[start of SUPPLIED RECORDS]

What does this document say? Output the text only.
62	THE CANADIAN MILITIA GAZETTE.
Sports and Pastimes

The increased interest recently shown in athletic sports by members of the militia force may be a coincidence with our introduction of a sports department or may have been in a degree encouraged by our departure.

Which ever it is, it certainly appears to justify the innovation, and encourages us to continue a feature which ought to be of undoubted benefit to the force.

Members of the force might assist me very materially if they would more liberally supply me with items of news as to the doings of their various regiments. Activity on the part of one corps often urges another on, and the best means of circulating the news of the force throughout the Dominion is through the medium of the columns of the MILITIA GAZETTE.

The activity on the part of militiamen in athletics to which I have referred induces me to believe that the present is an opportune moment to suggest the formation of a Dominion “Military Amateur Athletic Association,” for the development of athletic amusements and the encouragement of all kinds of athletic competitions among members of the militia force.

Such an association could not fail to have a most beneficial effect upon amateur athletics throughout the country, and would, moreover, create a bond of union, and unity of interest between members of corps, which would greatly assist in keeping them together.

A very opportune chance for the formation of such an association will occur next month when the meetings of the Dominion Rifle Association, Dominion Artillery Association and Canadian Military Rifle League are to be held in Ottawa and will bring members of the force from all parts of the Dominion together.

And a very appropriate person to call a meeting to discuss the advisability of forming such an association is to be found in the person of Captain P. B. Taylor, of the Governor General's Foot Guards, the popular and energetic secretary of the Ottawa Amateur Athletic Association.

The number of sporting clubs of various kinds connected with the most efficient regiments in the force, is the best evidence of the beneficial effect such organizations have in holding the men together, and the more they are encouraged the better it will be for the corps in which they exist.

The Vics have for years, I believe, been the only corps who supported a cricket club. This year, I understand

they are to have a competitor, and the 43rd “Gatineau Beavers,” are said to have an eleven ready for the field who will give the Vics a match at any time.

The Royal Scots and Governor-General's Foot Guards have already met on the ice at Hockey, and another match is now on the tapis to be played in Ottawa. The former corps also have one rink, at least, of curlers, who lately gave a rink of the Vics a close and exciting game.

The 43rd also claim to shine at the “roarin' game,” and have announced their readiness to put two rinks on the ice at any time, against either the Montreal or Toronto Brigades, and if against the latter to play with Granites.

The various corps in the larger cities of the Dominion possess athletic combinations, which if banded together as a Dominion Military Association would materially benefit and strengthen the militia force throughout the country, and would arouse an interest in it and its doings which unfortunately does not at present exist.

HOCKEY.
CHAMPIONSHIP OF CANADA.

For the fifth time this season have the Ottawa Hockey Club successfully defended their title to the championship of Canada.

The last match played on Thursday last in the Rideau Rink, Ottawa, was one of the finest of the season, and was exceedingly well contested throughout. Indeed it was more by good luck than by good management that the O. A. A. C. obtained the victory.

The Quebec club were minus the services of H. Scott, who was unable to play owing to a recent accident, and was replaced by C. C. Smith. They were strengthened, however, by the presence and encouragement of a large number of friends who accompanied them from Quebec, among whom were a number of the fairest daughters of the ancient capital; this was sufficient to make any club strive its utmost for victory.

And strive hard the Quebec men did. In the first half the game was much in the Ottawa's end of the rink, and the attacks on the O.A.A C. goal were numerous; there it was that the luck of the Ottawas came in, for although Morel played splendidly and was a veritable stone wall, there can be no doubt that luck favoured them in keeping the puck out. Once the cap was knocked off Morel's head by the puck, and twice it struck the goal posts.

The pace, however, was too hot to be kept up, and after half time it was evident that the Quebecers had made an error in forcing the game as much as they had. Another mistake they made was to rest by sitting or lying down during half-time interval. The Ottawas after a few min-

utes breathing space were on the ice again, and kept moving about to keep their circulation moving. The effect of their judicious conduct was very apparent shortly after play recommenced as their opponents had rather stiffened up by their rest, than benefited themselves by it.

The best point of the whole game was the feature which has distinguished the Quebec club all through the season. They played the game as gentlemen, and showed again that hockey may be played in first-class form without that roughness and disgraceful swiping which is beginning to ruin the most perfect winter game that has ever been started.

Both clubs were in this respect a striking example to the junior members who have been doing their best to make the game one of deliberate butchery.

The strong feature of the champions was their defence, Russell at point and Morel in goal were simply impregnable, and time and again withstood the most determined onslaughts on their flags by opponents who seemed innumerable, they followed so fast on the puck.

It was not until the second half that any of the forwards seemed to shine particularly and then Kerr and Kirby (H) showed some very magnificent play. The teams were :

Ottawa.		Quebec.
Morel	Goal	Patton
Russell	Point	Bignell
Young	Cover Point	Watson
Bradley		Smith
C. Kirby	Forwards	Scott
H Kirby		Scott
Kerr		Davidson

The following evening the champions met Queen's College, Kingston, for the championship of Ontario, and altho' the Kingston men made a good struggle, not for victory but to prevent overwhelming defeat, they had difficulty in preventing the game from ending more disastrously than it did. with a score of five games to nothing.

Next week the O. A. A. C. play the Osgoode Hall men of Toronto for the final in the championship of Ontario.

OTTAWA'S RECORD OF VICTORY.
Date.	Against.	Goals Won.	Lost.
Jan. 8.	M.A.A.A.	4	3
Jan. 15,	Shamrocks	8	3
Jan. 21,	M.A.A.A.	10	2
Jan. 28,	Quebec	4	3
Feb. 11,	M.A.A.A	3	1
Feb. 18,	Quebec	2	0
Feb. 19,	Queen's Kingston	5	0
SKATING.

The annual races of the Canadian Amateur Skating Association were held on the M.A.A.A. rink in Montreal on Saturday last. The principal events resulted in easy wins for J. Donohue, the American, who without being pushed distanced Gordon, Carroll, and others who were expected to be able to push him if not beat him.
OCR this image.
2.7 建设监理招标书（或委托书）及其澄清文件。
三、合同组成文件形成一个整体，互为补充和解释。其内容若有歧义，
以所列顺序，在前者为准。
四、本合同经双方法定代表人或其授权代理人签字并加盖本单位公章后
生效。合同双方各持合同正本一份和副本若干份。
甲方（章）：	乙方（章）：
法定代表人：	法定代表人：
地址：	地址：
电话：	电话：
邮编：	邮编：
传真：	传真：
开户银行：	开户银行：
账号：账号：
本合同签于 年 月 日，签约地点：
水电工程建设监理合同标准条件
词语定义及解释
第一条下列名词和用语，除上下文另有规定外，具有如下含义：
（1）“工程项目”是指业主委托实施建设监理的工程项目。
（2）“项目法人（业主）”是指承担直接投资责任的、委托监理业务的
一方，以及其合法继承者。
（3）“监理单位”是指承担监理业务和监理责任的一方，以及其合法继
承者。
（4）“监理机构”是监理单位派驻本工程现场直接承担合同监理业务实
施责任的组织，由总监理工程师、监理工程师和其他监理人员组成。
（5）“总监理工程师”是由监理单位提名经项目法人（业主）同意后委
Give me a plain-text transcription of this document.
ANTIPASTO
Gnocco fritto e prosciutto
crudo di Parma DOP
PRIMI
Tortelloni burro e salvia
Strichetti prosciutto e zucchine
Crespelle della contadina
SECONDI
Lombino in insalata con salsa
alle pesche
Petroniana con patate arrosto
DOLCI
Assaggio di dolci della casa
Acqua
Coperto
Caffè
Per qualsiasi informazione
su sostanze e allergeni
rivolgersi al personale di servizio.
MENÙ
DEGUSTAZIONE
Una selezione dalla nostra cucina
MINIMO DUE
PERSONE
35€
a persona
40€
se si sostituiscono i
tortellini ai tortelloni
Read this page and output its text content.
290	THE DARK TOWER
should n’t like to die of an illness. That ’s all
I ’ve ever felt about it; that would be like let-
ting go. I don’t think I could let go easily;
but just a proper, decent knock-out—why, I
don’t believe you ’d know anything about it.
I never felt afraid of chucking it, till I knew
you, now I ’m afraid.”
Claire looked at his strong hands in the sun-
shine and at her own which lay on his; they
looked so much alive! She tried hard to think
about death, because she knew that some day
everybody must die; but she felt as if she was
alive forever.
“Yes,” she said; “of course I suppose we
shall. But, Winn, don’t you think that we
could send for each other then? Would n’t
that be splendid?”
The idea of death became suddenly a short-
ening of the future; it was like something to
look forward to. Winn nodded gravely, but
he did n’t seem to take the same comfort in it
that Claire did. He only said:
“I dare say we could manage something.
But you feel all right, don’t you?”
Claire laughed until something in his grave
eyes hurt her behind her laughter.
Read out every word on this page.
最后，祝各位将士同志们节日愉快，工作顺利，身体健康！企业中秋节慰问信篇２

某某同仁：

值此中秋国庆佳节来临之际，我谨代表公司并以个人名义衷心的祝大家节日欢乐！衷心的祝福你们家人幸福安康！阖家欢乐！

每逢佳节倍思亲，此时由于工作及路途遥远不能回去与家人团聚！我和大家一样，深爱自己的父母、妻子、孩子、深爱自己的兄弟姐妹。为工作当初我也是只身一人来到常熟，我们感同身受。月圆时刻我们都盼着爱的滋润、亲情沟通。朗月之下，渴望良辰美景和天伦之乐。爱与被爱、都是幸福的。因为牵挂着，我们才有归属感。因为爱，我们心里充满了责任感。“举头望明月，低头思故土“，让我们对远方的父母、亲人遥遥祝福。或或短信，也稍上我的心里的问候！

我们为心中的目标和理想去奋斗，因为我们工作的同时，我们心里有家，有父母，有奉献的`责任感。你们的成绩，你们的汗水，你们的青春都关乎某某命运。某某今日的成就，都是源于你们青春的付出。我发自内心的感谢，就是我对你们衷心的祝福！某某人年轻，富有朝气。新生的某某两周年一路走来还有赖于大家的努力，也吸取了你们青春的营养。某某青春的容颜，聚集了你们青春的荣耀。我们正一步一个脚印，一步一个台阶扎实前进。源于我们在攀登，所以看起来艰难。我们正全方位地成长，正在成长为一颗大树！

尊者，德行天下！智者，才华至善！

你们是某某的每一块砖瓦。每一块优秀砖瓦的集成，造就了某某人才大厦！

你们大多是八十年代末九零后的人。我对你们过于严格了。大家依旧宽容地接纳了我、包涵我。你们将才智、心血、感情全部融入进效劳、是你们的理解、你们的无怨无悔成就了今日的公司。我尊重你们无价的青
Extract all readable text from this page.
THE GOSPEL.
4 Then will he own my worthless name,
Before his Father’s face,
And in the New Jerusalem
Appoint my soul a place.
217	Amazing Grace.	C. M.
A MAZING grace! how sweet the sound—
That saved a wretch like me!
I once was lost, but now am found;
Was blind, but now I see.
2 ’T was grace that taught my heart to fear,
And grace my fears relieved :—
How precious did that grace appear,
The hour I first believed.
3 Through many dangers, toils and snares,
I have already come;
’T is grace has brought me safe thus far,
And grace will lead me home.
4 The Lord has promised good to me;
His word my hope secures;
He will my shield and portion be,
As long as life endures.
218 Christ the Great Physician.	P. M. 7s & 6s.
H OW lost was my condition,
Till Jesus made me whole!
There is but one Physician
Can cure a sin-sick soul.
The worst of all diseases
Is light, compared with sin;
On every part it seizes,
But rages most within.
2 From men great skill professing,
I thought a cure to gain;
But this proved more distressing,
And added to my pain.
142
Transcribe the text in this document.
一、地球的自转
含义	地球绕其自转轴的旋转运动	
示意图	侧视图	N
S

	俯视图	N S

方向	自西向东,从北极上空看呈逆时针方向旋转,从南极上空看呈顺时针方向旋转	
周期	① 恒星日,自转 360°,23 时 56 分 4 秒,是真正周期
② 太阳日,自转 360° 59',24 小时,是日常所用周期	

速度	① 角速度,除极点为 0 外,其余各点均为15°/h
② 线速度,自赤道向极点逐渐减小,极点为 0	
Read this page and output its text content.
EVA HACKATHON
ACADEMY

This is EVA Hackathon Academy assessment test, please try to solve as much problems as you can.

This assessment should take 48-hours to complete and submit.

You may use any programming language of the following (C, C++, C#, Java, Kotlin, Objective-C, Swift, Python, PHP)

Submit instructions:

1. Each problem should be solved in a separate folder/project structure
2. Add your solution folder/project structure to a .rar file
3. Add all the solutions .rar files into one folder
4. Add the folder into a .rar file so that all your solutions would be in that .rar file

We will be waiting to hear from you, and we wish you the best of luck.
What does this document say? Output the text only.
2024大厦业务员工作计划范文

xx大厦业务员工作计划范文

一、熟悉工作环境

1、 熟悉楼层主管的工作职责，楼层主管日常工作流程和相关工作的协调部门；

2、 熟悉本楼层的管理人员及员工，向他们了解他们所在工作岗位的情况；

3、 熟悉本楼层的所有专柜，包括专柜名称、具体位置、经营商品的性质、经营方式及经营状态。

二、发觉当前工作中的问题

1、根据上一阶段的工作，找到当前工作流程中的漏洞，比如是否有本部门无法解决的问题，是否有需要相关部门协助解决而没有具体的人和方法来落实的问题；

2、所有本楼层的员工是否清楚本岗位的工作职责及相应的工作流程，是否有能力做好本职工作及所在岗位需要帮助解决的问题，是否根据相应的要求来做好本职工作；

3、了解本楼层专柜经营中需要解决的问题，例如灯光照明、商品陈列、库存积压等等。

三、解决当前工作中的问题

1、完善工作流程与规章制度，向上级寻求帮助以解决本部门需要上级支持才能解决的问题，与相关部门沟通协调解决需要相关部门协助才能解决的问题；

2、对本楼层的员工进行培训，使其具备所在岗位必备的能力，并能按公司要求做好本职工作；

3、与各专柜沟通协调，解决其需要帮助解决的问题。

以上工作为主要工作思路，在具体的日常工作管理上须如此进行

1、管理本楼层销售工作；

[end of SUPPLIED RECORDS]

__YOUR GOAL__.
How many lines of these entries contain the string "showed"? Reply with the number alone.

__FINISHED ANSWER__.
2